◆ **DIRECTIVE**: Reproduce the data in its entirety, exactly as supplied.

◆ **ENTRIES SHOWN**:
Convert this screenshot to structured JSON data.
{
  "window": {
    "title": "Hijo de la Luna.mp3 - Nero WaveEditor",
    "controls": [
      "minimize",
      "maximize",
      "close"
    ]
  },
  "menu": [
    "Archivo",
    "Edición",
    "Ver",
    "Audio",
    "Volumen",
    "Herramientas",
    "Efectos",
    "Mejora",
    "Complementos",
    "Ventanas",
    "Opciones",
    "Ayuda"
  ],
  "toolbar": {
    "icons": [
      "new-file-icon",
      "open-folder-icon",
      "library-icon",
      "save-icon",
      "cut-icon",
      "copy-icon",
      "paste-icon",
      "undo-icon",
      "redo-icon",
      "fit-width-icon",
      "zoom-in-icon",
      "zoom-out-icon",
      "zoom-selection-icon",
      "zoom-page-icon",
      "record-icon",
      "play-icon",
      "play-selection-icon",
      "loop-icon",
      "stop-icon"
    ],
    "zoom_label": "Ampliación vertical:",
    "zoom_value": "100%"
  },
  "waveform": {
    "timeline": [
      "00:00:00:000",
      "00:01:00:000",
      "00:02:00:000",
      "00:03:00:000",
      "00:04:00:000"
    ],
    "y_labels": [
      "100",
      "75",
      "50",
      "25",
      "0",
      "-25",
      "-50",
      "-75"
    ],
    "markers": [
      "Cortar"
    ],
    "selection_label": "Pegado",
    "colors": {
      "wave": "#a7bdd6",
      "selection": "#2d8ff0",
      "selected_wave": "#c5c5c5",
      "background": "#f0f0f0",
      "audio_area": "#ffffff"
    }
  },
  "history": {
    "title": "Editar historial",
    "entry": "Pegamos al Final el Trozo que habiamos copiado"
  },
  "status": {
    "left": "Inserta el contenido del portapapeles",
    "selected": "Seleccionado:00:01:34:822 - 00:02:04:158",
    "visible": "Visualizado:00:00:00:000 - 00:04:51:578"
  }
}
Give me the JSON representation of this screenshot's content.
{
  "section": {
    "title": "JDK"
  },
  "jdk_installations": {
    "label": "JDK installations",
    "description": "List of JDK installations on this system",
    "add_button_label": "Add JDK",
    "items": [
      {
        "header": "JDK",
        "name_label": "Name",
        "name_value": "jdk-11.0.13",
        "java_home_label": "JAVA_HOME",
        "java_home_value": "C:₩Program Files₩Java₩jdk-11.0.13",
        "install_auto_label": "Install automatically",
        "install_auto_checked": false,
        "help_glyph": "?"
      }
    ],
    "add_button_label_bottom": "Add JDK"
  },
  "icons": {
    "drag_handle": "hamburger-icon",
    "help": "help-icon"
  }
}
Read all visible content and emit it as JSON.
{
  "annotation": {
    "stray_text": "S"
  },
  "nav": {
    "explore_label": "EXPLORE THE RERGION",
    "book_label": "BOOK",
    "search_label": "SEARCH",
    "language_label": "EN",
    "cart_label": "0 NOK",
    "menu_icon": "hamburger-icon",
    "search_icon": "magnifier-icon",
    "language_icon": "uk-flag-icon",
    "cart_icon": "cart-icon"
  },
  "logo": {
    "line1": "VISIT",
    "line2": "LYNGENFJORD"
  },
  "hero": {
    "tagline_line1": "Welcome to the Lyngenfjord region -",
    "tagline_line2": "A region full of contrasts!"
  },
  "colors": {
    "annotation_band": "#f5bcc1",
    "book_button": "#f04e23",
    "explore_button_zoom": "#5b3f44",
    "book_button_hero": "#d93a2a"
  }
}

◆ **COMPLETE RESPONSE**:
Convert this screenshot to structured JSON data.
{
  "window": {
    "title": "Hijo de la Luna.mp3 - Nero WaveEditor",
    "controls": [
      "minimize",
      "maximize",
      "close"
    ]
  },
  "menu": [
    "Archivo",
    "Edición",
    "Ver",
    "Audio",
    "Volumen",
    "Herramientas",
    "Efectos",
    "Mejora",
    "Complementos",
    "Ventanas",
    "Opciones",
    "Ayuda"
  ],
  "toolbar": {
    "icons": [
      "new-file-icon",
      "open-folder-icon",
      "library-icon",
      "save-icon",
      "cut-icon",
      "copy-icon",
      "paste-icon",
      "undo-icon",
      "redo-icon",
      "fit-width-icon",
      "zoom-in-icon",
      "zoom-out-icon",
      "zoom-selection-icon",
      "zoom-page-icon",
      "record-icon",
      "play-icon",
      "play-selection-icon",
      "loop-icon",
      "stop-icon"
    ],
    "zoom_label": "Ampliación vertical:",
    "zoom_value": "100%"
  },
  "waveform": {
    "timeline": [
      "00:00:00:000",
      "00:01:00:000",
      "00:02:00:000",
      "00:03:00:000",
      "00:04:00:000"
    ],
    "y_labels": [
      "100",
      "75",
      "50",
      "25",
      "0",
      "-25",
      "-50",
      "-75"
    ],
    "markers": [
      "Cortar"
    ],
    "selection_label": "Pegado",
    "colors": {
      "wave": "#a7bdd6",
      "selection": "#2d8ff0",
      "selected_wave": "#c5c5c5",
      "background": "#f0f0f0",
      "audio_area": "#ffffff"
    }
  },
  "history": {
    "title": "Editar historial",
    "entry": "Pegamos al Final el Trozo que habiamos copiado"
  },
  "status": {
    "left": "Inserta el contenido del portapapeles",
    "selected": "Seleccionado:00:01:34:822 - 00:02:04:158",
    "visible": "Visualizado:00:00:00:000 - 00:04:51:578"
  }
}
Give me the JSON representation of this screenshot's content.
{
  "section": {
    "title": "JDK"
  },
  "jdk_installations": {
    "label": "JDK installations",
    "description": "List of JDK installations on this system",
    "add_button_label": "Add JDK",
    "items": [
      {
        "header": "JDK",
        "name_label": "Name",
        "name_value": "jdk-11.0.13",
        "java_home_label": "JAVA_HOME",
        "java_home_value": "C:₩Program Files₩Java₩jdk-11.0.13",
        "install_auto_label": "Install automatically",
        "install_auto_checked": false,
        "help_glyph": "?"
      }
    ],
    "add_button_label_bottom": "Add JDK"
  },
  "icons": {
    "drag_handle": "hamburger-icon",
    "help": "help-icon"
  }
}
Read all visible content and emit it as JSON.
{
  "annotation": {
    "stray_text": "S"
  },
  "nav": {
    "explore_label": "EXPLORE THE RERGION",
    "book_label": "BOOK",
    "search_label": "SEARCH",
    "language_label": "EN",
    "cart_label": "0 NOK",
    "menu_icon": "hamburger-icon",
    "search_icon": "magnifier-icon",
    "language_icon": "uk-flag-icon",
    "cart_icon": "cart-icon"
  },
  "logo": {
    "line1": "VISIT",
    "line2": "LYNGENFJORD"
  },
  "hero": {
    "tagline_line1": "Welcome to the Lyngenfjord region -",
    "tagline_line2": "A region full of contrasts!"
  },
  "colors": {
    "annotation_band": "#f5bcc1",
    "book_button": "#f04e23",
    "explore_button_zoom": "#5b3f44",
    "book_button_hero": "#d93a2a"
  }
}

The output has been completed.